(THE REQUEST) Copy each line of the records that contains the word "Werner".

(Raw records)
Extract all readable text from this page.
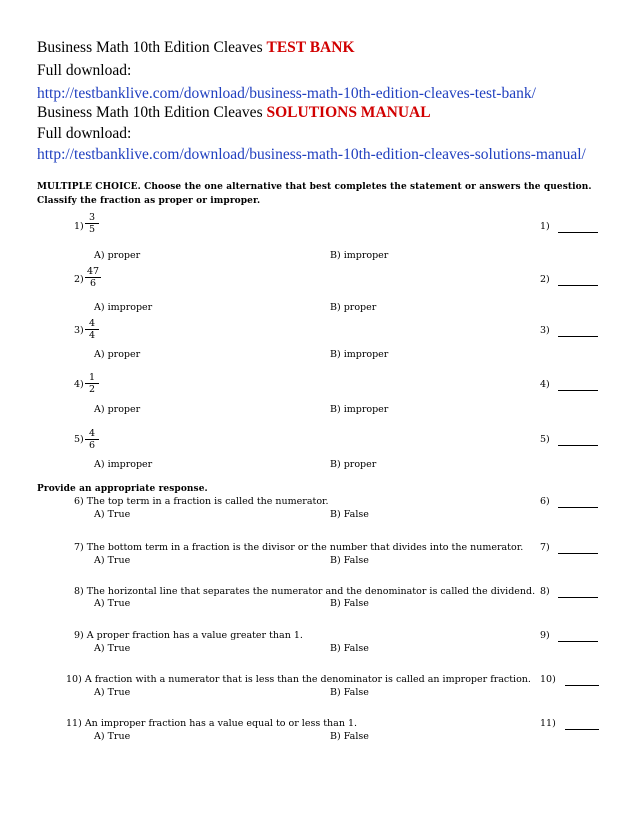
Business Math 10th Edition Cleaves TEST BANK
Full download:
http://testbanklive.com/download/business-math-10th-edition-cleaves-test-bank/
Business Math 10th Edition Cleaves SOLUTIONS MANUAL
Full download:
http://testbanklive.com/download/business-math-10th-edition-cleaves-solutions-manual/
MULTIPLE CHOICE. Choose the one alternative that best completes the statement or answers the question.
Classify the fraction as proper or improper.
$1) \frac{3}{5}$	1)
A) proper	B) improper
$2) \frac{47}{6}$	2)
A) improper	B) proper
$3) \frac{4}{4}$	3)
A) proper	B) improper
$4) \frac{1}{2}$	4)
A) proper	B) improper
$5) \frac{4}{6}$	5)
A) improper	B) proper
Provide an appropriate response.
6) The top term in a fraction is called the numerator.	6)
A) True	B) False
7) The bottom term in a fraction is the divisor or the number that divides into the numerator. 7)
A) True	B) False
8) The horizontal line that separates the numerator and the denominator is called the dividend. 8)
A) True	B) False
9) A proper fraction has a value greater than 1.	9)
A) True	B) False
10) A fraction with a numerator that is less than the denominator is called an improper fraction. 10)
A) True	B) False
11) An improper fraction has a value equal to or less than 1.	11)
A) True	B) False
--
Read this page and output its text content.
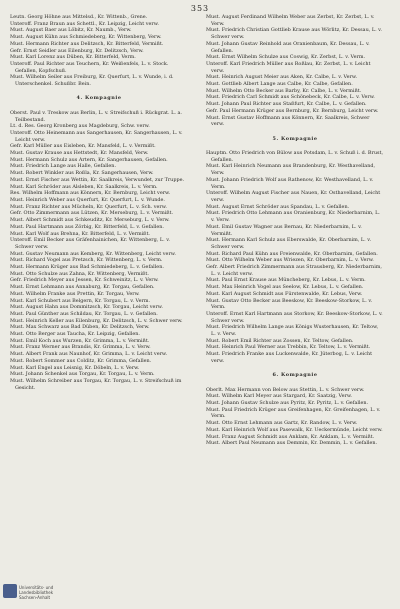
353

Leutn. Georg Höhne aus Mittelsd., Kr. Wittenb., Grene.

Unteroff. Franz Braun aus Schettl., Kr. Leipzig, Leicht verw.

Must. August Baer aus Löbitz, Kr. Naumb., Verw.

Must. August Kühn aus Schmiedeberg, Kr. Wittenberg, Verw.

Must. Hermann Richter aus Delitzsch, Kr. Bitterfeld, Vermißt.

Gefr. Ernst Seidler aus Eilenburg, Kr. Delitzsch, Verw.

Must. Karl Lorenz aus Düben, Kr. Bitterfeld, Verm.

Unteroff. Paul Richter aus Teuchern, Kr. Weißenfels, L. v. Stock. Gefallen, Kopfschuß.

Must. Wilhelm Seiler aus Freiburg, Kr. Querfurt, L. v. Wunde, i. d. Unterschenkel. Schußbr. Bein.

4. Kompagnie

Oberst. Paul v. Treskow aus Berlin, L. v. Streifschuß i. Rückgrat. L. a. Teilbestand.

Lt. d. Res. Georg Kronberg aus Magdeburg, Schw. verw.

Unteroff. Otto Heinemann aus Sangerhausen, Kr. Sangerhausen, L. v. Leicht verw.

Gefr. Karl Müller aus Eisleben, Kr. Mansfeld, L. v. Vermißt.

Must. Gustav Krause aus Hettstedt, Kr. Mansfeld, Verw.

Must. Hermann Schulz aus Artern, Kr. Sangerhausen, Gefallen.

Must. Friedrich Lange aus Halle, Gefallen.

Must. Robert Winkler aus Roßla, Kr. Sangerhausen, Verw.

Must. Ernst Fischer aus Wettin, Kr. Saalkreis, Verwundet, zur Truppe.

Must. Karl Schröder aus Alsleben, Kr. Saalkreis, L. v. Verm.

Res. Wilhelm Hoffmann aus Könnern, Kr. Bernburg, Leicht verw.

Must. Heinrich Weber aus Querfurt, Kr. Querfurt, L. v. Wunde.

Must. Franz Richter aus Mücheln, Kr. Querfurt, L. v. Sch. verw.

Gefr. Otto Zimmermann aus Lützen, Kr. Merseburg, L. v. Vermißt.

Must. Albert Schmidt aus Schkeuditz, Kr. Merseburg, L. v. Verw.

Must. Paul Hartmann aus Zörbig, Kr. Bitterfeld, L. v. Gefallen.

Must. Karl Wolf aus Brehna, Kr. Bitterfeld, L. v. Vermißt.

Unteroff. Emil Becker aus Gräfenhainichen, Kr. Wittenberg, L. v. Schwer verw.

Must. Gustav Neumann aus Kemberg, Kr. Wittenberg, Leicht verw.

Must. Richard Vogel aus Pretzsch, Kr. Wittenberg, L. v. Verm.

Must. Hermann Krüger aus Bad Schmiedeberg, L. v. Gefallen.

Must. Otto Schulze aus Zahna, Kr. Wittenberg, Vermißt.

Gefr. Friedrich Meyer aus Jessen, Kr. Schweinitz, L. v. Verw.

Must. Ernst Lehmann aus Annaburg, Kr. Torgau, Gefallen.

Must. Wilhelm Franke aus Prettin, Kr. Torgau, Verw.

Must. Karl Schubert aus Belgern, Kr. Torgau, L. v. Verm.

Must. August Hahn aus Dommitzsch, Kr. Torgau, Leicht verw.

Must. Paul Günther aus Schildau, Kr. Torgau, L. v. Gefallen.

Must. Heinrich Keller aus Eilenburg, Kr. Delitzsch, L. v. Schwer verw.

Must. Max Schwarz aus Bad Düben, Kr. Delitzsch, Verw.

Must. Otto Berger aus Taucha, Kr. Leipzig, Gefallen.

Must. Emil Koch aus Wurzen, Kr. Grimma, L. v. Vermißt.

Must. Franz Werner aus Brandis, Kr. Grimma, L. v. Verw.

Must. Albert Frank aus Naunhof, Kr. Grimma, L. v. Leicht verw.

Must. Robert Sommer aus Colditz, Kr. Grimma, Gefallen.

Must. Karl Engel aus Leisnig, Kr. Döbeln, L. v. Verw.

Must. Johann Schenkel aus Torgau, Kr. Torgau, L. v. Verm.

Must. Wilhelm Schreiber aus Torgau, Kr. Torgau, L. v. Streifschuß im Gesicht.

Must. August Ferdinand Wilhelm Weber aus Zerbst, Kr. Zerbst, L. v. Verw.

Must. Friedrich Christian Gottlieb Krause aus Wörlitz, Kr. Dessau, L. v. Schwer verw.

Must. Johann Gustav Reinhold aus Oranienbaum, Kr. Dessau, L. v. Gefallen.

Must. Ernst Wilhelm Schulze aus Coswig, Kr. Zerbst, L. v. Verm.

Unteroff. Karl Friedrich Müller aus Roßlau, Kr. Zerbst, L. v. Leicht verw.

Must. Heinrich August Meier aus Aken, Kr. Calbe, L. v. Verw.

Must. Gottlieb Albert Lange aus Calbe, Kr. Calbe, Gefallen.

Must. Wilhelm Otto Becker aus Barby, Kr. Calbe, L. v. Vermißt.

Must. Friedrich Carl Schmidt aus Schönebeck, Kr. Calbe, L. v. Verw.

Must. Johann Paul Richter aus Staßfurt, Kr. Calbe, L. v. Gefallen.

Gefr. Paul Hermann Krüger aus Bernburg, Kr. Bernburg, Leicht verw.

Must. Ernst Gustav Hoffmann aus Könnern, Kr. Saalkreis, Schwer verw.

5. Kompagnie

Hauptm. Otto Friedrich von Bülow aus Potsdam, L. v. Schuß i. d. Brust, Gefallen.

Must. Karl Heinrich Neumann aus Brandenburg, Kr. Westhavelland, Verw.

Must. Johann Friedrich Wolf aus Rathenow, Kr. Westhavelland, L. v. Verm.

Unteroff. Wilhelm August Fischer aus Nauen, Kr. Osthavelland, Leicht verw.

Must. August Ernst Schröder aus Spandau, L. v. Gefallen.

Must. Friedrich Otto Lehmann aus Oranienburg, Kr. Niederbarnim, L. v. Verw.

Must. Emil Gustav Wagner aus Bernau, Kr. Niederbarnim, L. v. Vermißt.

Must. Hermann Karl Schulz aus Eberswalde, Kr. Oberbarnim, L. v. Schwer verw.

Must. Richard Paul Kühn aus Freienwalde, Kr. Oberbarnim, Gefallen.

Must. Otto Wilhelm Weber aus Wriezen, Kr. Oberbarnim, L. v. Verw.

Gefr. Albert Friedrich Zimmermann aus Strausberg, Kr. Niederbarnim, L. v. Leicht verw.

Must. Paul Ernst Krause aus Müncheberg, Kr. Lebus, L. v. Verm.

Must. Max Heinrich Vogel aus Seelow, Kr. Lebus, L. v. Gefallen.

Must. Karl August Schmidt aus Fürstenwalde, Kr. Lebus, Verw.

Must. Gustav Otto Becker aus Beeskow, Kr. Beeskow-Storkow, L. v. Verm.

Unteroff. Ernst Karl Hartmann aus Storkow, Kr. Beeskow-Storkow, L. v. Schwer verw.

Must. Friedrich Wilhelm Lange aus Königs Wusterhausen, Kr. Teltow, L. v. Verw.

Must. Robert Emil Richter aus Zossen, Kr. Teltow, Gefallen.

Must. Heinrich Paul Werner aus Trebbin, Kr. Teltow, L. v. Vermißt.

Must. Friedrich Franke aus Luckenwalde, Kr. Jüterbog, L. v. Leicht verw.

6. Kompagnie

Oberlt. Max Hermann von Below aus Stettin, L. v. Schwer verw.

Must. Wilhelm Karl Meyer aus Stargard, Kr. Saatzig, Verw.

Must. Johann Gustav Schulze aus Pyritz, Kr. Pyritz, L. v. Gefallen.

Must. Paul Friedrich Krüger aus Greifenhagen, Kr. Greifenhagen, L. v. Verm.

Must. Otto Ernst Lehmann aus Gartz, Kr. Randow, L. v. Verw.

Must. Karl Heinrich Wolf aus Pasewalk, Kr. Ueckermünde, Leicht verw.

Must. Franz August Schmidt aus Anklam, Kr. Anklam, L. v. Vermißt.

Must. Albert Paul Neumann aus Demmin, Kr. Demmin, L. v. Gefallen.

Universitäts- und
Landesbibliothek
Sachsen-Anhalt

(EXERCISE RESULT)
Must. Franz Werner aus Brandis, Kr. Grimma, L. v. Verw.
Must. Heinrich Paul Werner aus Trebbin, Kr. Teltow, L. v. Vermißt.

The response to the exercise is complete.